# Set problem:
Locate every line in the records below that holds the word "ylabel" and return each one.

----

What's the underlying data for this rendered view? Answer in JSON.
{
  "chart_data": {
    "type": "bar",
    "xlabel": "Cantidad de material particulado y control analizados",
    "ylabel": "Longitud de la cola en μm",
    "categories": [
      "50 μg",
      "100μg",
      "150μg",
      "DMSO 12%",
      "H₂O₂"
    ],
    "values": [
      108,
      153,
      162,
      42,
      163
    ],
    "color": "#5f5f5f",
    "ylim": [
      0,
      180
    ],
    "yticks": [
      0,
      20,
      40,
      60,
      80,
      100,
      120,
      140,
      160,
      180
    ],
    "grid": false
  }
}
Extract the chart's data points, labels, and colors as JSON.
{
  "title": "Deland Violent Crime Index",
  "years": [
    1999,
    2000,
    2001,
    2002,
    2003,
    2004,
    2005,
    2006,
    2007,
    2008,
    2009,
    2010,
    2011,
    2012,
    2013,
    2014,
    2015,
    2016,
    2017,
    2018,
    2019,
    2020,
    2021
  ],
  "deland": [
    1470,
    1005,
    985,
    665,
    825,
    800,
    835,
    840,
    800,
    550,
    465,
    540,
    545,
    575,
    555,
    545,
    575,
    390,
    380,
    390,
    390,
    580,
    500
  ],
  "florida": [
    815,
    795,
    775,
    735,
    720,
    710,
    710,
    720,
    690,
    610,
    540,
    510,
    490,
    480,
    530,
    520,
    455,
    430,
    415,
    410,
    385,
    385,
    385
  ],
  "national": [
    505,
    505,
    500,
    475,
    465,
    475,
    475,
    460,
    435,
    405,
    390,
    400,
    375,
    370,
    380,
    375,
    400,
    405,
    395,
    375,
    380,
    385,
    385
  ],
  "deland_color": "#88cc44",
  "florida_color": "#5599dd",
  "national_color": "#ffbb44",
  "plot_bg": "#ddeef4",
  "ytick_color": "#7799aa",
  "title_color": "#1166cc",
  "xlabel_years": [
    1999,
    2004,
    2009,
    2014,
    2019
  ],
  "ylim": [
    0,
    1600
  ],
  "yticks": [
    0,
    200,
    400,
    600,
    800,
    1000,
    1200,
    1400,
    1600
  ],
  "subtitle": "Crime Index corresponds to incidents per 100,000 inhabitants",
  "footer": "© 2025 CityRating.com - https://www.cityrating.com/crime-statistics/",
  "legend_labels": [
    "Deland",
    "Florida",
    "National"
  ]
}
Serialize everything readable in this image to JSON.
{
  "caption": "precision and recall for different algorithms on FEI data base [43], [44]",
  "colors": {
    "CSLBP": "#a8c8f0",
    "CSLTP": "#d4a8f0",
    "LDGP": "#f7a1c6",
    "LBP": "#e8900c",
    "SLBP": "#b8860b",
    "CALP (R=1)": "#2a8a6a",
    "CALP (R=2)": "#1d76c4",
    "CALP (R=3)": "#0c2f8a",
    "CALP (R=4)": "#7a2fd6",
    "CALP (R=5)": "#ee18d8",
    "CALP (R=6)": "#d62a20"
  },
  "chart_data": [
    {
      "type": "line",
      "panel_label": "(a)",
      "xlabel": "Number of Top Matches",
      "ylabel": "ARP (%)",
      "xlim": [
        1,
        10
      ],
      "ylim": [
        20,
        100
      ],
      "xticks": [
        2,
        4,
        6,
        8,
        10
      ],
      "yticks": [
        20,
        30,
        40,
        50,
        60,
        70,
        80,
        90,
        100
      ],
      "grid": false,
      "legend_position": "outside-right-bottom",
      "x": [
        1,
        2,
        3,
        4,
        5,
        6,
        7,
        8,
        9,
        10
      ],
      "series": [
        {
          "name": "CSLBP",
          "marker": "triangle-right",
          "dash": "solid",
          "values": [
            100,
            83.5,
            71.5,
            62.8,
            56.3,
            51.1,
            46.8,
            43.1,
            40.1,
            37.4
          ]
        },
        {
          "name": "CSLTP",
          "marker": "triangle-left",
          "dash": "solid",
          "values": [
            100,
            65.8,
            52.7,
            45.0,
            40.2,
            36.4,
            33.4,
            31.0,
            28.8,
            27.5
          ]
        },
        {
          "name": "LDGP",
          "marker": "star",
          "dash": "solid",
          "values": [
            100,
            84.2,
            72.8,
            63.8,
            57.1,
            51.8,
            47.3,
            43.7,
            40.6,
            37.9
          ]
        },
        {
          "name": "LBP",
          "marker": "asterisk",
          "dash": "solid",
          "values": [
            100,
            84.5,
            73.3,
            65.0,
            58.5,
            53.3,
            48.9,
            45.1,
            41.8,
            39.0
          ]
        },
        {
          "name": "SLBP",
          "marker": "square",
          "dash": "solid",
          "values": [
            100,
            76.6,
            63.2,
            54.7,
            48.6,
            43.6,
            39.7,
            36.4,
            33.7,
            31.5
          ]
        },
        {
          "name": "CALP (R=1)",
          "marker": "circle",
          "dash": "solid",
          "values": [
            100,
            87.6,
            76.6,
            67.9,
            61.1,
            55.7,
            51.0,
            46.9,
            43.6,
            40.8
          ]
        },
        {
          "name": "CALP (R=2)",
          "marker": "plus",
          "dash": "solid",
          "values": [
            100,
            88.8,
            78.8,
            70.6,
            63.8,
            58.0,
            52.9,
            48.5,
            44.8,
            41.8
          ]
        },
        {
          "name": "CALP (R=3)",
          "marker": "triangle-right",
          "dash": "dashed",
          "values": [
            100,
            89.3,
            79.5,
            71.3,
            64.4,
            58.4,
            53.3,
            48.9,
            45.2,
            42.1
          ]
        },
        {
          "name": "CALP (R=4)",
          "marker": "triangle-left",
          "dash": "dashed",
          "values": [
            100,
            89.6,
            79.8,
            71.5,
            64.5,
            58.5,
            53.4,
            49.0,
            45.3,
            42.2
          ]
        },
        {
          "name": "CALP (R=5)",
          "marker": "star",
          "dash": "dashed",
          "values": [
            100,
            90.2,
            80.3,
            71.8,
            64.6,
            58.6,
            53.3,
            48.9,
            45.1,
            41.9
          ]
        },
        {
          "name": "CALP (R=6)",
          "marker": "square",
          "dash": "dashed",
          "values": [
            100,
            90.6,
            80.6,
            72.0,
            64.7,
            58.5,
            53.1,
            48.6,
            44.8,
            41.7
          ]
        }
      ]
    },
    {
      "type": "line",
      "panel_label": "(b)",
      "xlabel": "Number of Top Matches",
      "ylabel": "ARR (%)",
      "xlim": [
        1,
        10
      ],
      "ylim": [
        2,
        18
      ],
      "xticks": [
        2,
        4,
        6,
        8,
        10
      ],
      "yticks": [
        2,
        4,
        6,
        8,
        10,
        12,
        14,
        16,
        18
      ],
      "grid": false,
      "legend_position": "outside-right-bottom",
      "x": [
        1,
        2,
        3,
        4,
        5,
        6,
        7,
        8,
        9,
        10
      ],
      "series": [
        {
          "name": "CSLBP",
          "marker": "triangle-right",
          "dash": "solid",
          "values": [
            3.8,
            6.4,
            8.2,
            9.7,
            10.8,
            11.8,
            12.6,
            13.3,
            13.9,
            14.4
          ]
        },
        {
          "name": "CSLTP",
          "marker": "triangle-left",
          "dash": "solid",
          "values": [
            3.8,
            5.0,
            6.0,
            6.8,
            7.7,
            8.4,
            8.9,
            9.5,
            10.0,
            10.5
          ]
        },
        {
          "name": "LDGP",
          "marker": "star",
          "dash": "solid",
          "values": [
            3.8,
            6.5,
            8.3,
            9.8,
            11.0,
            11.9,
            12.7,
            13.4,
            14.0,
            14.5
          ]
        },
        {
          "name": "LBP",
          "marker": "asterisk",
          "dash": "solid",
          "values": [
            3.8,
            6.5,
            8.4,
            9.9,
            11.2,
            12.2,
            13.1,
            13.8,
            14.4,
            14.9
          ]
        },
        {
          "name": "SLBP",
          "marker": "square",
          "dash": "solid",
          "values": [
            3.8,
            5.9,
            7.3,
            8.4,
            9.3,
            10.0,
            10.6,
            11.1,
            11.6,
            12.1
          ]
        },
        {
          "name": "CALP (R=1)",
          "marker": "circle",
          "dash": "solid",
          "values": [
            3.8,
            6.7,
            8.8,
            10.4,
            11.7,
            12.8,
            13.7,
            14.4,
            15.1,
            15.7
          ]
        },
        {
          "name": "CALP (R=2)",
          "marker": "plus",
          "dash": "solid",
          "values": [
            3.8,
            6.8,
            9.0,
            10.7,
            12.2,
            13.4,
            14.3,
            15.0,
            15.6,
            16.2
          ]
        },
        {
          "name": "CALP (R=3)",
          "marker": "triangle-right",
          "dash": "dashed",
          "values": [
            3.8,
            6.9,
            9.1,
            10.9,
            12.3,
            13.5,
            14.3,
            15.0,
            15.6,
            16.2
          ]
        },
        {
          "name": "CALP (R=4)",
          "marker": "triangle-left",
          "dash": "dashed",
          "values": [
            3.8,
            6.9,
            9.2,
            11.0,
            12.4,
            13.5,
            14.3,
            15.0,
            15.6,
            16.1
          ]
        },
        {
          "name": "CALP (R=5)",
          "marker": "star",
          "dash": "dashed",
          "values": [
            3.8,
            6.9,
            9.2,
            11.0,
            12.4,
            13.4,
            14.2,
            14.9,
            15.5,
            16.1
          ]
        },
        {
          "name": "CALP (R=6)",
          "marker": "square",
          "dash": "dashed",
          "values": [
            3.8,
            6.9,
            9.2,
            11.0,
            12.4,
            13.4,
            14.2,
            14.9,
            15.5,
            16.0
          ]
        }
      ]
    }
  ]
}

----

# Final result:
    "ylabel": "Longitud de la cola en μm",
      "ylabel": "ARP (%)",
      "ylabel": "ARR (%)",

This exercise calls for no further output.